One of my favorite stores is the Container Store. The Container Store offers a vision of order. Even your socks and bras and underwear have special containers designed to keep them from disarray. Reading Chris Hayes’s book is the intellectual equivalent of walking through the Container Store. She takes a hugely messy literary heritage from antiquity and, with seemingly magical powers of containment, brings conceptual order to them. Hayes shows that these texts are caught up in common questions, and are simply answering them in different ways for different reasons. Hayes doesn’t hide the mess; she’s not throwing all the dirty clothes and papers into the closet. On the contrary, Hayes is very taken with the textual subtleties, and the multiplicity of discourses. The achievement of Hayes’s book is that its conceptual refinement never entails reduction. Hayes organizes without simplifying.
The Container Store lover in me kept wanting to draw a map of the arguments, to see them visually jump off the page. This session seemed like a great opportunity to indulge that temptation, so my response to the book begins with just that, a visual map of the book, intended as a tribute to its beautiful conceptual order. That’s how I’ll spend these first few minutes, and then I’ll highlight a strand within the book that I found particularly intriguing, what Hayes calls rhetorics of concealment and disclosure. Finally, I’ll consider contemporary iterations of these issues in the Supreme Court’s landmark decision on same-sex marriage.
We know Hayes’s central question before we even crack the cover, since it’s right there on the cover: What’s divine about divine Law? Her foundational claim is that the Bible and the Greeks developed very different notions of divine law. According to the Greeks, divine law is embedded within nature, both within human nature, and within the natural world. Divine law is magisterial; it is eternal, unchanging, and true, not like human law, which is not really all that impressive. It’s just something useful, that keeps changing according to the needs of the hour. There are many different versions of divine law in ancient Greek and Roman writings. You can get a sense of the diversity here. But what they all have in common is this dichotomy between human and divine law, with divine law’s grandiosity wrapped up in its universality and eternality.
^^^^^^^^^^^^^^^^
§ **GIVEN EXERCISE A**
In the listing, echo verbatim every line from the one containing "staticText: 126 bbox=[393, 149, 471, 210]" through the one containing "staticText: 售价18元 bbox=[350, 222, 479, 264]", including both.

§ **DATA LINES**
^^^^^^^^^^^^^^^^
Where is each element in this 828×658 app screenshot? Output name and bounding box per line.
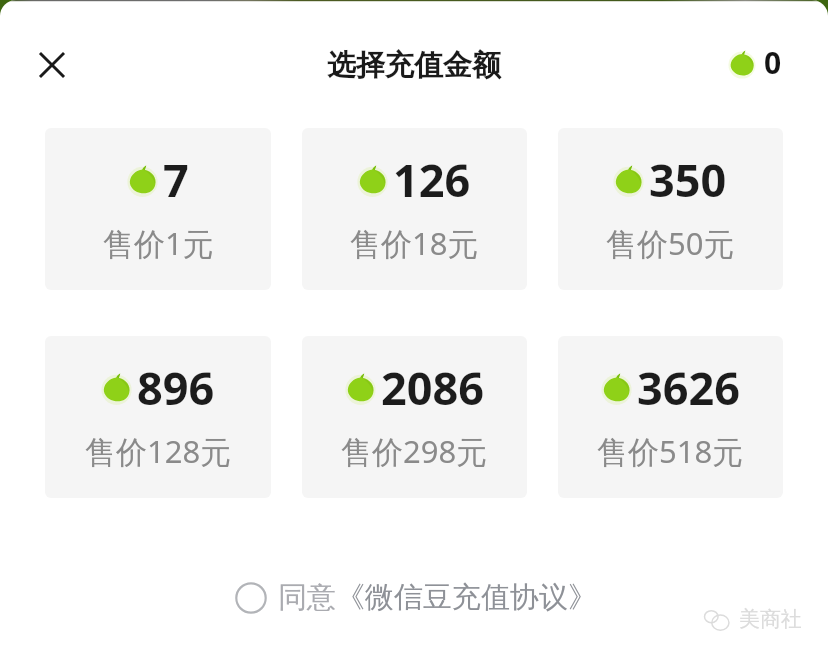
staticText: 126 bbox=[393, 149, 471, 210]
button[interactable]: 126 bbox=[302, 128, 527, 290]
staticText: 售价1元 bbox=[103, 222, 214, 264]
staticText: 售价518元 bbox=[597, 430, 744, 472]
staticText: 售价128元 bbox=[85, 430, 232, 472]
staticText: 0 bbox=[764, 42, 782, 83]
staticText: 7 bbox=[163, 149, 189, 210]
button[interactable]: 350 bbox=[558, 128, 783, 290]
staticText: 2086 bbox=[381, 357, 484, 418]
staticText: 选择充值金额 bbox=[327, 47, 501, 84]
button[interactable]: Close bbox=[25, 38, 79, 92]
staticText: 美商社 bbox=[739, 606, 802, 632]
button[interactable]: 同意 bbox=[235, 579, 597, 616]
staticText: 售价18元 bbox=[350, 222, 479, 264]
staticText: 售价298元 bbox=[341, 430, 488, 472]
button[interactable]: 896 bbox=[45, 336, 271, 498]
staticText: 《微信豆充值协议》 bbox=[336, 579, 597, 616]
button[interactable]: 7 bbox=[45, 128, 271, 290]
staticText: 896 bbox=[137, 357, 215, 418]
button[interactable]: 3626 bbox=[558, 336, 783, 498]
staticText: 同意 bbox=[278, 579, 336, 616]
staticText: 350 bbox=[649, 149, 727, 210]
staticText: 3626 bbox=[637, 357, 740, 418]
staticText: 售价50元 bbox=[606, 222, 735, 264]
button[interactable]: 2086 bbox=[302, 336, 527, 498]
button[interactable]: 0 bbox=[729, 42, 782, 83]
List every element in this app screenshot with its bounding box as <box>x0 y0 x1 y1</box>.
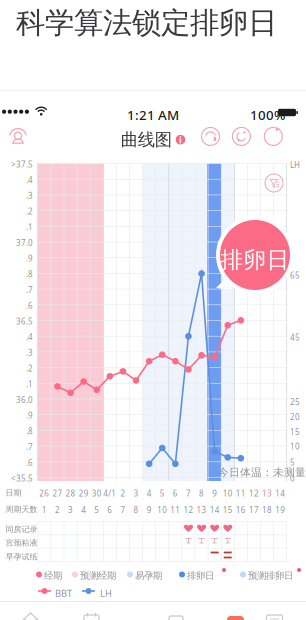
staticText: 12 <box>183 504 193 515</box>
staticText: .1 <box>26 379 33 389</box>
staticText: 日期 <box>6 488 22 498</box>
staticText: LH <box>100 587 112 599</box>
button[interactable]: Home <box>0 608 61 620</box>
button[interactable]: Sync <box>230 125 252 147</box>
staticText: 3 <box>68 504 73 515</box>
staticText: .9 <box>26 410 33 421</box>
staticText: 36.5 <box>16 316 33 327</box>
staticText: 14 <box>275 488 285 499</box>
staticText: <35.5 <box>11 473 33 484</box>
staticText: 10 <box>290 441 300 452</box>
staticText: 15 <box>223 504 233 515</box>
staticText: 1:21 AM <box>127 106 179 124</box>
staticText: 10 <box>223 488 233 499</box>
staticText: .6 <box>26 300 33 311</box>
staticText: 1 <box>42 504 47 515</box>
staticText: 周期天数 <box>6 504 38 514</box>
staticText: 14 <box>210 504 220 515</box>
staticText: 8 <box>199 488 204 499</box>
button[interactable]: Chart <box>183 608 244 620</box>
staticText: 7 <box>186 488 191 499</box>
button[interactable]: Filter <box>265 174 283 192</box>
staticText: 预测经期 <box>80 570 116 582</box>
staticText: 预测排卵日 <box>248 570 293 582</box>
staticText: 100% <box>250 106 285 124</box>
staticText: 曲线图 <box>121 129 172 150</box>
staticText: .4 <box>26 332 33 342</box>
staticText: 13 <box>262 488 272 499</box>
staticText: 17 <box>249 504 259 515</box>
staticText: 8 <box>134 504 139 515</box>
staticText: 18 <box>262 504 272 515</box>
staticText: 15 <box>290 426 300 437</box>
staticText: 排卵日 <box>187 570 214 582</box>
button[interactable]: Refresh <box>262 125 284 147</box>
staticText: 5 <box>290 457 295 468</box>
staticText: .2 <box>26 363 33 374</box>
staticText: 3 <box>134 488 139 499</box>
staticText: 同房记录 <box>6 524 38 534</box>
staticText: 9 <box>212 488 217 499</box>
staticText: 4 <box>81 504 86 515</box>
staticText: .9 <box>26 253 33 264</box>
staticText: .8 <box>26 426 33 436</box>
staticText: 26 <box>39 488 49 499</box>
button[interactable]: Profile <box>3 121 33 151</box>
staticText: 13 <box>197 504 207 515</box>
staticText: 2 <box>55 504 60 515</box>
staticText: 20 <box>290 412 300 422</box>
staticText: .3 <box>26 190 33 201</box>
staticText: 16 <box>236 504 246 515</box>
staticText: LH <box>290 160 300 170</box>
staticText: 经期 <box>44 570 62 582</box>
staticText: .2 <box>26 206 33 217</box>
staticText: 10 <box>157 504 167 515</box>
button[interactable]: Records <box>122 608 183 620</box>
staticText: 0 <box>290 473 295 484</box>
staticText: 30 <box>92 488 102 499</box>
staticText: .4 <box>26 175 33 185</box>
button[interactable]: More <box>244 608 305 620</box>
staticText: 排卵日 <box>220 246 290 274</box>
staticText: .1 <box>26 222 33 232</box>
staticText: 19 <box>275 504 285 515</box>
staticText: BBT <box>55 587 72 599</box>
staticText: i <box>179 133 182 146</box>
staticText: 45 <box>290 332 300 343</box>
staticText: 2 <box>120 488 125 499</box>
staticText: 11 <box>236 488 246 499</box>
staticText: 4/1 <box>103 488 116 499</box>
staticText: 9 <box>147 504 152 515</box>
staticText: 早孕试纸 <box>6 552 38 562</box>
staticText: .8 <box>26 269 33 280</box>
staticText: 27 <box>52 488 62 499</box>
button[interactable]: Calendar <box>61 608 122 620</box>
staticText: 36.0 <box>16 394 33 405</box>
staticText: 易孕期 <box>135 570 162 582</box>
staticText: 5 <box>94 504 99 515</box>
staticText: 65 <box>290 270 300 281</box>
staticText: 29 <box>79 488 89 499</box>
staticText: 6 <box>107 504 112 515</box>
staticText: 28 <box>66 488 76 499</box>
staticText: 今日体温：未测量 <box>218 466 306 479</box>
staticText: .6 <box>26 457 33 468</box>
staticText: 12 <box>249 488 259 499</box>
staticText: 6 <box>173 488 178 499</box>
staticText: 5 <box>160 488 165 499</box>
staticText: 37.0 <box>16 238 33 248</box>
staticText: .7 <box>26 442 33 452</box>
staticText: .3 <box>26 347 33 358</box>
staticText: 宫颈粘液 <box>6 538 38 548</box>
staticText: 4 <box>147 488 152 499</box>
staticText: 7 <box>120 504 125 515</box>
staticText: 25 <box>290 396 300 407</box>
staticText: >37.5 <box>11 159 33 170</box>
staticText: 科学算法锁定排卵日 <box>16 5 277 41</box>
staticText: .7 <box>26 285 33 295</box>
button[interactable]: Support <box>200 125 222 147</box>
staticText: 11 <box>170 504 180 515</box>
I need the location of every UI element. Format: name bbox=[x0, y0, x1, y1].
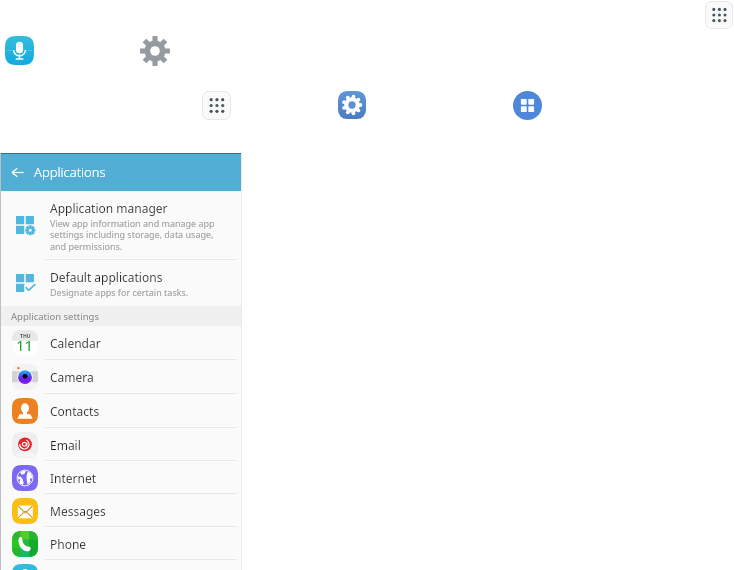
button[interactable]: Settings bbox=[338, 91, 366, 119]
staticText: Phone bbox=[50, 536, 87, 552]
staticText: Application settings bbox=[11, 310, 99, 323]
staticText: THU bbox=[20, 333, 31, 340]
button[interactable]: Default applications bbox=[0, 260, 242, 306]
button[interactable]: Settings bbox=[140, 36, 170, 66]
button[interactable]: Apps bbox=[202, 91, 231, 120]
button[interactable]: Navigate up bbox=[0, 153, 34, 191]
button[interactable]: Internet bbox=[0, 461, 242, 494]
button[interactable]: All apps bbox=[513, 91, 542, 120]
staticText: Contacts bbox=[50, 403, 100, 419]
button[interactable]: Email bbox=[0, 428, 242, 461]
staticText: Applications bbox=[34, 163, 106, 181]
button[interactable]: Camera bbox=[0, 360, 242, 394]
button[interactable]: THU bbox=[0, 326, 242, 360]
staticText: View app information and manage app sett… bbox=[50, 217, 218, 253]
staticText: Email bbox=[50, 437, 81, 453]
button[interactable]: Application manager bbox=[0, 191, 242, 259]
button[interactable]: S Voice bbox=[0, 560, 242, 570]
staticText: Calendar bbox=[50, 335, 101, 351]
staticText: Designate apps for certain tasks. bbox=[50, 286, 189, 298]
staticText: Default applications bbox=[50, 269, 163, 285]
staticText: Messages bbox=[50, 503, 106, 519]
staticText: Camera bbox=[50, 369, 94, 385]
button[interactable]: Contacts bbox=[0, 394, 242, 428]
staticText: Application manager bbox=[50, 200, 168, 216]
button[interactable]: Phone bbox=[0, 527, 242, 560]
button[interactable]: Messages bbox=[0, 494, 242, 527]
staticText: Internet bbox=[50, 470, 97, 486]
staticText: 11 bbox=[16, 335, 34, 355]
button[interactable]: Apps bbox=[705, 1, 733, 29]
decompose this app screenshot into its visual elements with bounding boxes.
^^^^^^^^^^^^^^^^
§ **GIVEN EXERCISE B**
Reproduce the passage about Hayes's book on divine law in full, word for word.

§ **RIGHT ANSWER A**
staticText: 126 bbox=[393, 149, 471, 210]
button[interactable]: 126 bbox=[302, 128, 527, 290]
staticText: 售价1元 bbox=[103, 222, 214, 264]
staticText: 售价518元 bbox=[597, 430, 744, 472]
staticText: 售价128元 bbox=[85, 430, 232, 472]
staticText: 0 bbox=[764, 42, 782, 83]
staticText: 7 bbox=[163, 149, 189, 210]
button[interactable]: 350 bbox=[558, 128, 783, 290]
staticText: 2086 bbox=[381, 357, 484, 418]
staticText: 选择充值金额 bbox=[327, 47, 501, 84]
button[interactable]: Close bbox=[25, 38, 79, 92]
staticText: 美商社 bbox=[739, 606, 802, 632]
button[interactable]: 同意 bbox=[235, 579, 597, 616]
staticText: 售价18元 bbox=[350, 222, 479, 264]

§ **RIGHT ANSWER B**
One of my favorite stores is the Container Store. The Container Store offers a vision of order. Even your socks and bras and underwear have special containers designed to keep them from disarray. Reading Chris Hayes’s book is the intellectual equivalent of walking through the Container Store. She takes a hugely messy literary heritage from antiquity and, with seemingly magical powers of containment, brings conceptual order to them. Hayes shows that these texts are caught up in common questions, and are simply answering them in different ways for different reasons. Hayes doesn’t hide the mess; she’s not throwing all the dirty clothes and papers into the closet. On the contrary, Hayes is very taken with the textual subtleties, and the multiplicity of discourses. The achievement of Hayes’s book is that its conceptual refinement never entails reduction. Hayes organizes without simplifying.
The Container Store lover in me kept wanting to draw a map of the arguments, to see them visually jump off the page. This session seemed like a great opportunity to indulge that temptation, so my response to the book begins with just that, a visual map of the book, intended as a tribute to its beautiful conceptual order. That’s how I’ll spend these first few minutes, and then I’ll highlight a strand within the book that I found particularly intriguing, what Hayes calls rhetorics of concealment and disclosure. Finally, I’ll consider contemporary iterations of these issues in the Supreme Court’s landmark decision on same-sex marriage.
We know Hayes’s central question before we even crack the cover, since it’s right there on the cover: What’s divine about divine Law? Her foundational claim is that the Bible and the Greeks developed very different notions of divine law. According to the Greeks, divine law is embedded within nature, both within human nature, and within the natural world. Divine law is magisterial; it is eternal, unchanging, and true, not like human law, which is not really all that impressive. It’s just something useful, that keeps changing according to the needs of the hour. There are many different versions of divine law in ancient Greek and Roman writings. You can get a sense of the diversity here. But what they all have in common is this dichotomy between human and divine law, with divine law’s grandiosity wrapped up in its universality and eternality.